## Records from a data collection:
********

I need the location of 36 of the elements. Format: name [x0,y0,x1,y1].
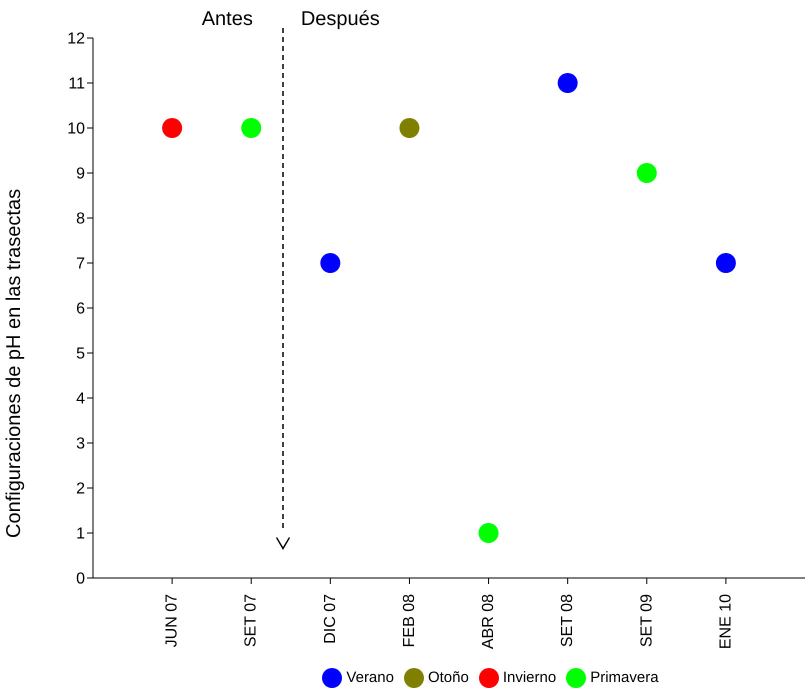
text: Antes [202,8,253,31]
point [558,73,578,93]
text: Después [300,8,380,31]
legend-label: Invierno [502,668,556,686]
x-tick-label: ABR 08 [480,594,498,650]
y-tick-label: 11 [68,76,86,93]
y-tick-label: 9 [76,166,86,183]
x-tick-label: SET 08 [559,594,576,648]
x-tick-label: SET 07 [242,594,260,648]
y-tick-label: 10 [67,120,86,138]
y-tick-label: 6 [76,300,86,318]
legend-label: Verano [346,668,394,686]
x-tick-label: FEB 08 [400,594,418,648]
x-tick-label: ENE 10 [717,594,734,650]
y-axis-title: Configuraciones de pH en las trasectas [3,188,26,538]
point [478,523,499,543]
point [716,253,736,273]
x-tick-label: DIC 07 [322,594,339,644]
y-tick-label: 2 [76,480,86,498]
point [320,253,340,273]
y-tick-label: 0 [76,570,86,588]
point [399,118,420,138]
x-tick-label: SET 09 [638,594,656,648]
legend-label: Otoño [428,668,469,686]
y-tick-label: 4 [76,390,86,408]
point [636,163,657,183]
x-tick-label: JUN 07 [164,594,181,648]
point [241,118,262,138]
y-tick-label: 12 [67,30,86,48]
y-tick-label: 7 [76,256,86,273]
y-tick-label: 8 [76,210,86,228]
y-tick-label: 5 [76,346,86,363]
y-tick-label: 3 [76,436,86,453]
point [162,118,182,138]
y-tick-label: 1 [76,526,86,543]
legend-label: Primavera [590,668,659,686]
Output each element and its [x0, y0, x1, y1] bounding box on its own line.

********

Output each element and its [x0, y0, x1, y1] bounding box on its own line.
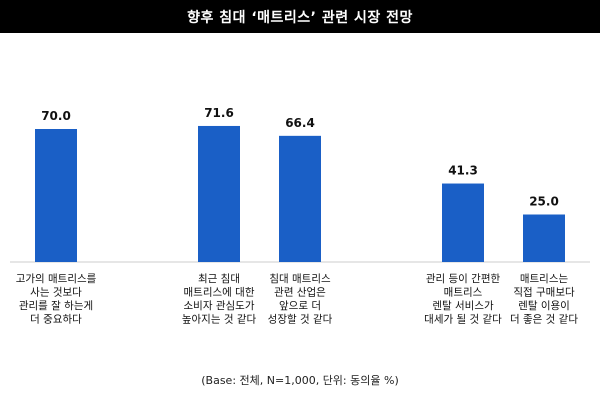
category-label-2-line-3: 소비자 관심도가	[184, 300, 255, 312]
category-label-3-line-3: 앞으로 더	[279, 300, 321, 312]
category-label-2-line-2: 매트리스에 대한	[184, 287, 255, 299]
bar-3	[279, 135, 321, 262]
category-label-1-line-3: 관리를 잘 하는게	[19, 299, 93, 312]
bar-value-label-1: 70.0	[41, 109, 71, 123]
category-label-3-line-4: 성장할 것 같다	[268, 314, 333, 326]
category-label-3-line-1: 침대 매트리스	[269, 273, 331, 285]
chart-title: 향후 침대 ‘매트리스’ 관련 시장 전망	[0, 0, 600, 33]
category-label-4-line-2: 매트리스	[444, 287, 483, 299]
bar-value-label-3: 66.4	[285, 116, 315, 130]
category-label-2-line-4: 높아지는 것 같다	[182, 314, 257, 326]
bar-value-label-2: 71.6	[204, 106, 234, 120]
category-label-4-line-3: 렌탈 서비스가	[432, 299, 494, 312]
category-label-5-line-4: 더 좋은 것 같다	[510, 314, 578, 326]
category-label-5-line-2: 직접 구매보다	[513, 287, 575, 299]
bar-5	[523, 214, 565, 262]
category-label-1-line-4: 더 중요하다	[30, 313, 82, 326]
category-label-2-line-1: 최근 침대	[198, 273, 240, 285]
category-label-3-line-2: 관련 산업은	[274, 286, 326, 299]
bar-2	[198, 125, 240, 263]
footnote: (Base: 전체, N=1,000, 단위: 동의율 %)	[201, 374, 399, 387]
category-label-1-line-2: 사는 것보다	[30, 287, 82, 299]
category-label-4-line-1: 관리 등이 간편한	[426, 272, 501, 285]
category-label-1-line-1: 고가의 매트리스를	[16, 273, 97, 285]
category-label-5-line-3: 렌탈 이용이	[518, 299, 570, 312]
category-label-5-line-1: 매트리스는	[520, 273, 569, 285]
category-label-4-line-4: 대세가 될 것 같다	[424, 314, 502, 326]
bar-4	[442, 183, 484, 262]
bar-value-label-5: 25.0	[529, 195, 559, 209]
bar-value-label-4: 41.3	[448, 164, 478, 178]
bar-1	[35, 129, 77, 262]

********

## Required task:
Please repeat without any change the lines in the items that open with the line containing "300, 255, 312]" and close with the line containing "287, 483, 299]", including both of those lines.

## Completed exercise:
category-label-2-line-3: 소비자 관심도가	[184, 300, 255, 312]
category-label-3-line-3: 앞으로 더	[279, 300, 321, 312]
category-label-2-line-2: 매트리스에 대한	[184, 287, 255, 299]
bar-3	[279, 135, 321, 262]
category-label-1-line-3: 관리를 잘 하는게	[19, 299, 93, 312]
bar-value-label-1: 70.0	[41, 109, 71, 123]
category-label-3-line-4: 성장할 것 같다	[268, 314, 333, 326]
category-label-3-line-1: 침대 매트리스	[269, 273, 331, 285]
chart-title: 향후 침대 ‘매트리스’ 관련 시장 전망	[0, 0, 600, 33]
category-label-4-line-2: 매트리스	[444, 287, 483, 299]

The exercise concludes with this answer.